Items from a dataset
— BEGIN —

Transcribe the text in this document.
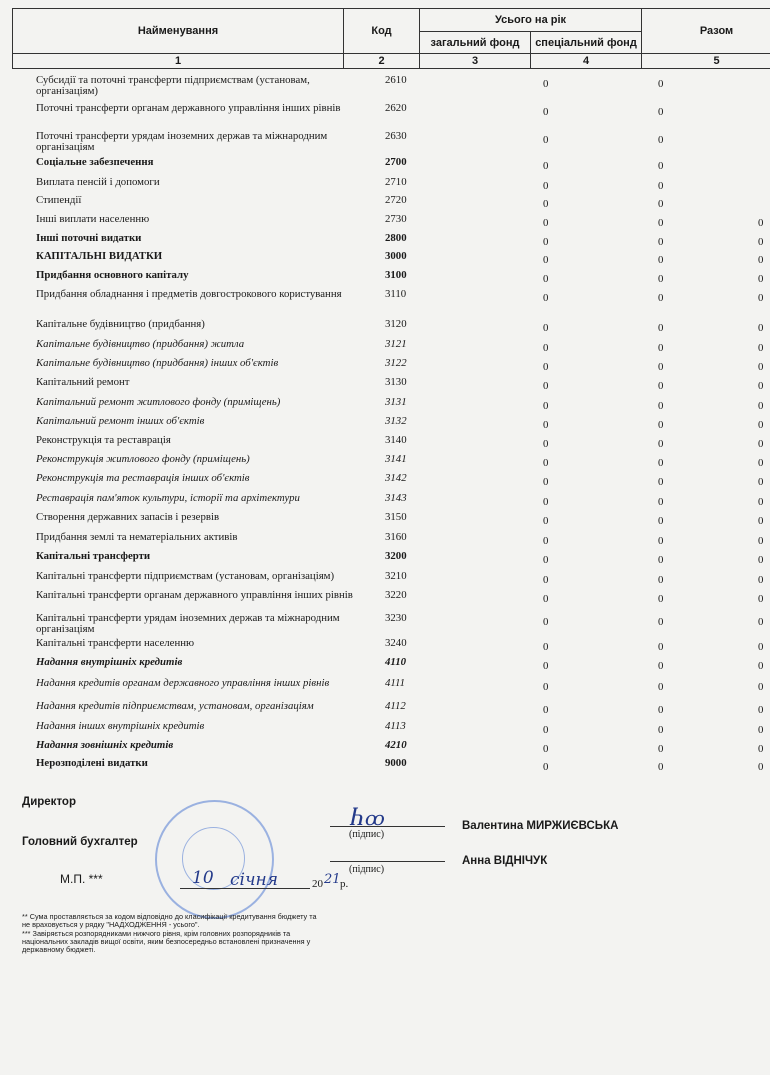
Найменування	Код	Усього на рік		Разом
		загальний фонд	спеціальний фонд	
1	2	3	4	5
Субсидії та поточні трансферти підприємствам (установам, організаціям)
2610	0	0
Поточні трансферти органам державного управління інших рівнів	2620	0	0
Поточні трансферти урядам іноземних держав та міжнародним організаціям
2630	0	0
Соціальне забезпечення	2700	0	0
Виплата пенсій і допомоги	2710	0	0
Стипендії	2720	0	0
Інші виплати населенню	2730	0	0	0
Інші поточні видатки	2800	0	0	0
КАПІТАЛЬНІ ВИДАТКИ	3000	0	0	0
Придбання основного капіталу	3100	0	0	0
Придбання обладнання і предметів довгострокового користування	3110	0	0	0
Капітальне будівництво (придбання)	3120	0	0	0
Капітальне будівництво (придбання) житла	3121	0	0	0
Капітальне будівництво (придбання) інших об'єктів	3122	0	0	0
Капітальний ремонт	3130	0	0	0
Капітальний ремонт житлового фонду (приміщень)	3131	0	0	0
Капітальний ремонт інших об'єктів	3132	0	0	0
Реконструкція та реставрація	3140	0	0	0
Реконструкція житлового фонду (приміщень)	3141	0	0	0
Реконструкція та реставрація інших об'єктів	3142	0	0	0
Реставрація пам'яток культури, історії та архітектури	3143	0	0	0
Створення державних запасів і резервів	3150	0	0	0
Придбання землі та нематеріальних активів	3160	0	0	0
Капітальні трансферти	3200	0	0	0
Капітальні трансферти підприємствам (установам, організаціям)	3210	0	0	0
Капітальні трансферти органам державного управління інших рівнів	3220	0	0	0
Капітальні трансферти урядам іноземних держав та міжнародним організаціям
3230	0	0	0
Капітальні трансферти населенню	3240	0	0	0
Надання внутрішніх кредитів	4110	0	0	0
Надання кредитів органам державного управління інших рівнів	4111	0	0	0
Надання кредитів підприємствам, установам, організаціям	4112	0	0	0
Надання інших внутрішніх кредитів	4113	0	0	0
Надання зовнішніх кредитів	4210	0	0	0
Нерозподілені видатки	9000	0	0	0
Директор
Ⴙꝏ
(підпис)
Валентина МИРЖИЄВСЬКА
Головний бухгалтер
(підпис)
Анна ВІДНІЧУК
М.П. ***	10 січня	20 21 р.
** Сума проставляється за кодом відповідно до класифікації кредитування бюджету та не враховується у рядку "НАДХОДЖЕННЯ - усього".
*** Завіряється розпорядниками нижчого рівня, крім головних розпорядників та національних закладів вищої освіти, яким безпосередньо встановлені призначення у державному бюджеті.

— END —

Report all lines of the data that include the word "житлового".

WRITTEN RESPONSE
Капітальний ремонт житлового фонду (приміщень)	3131	0	0	0
Реконструкція житлового фонду (приміщень)	3141	0	0	0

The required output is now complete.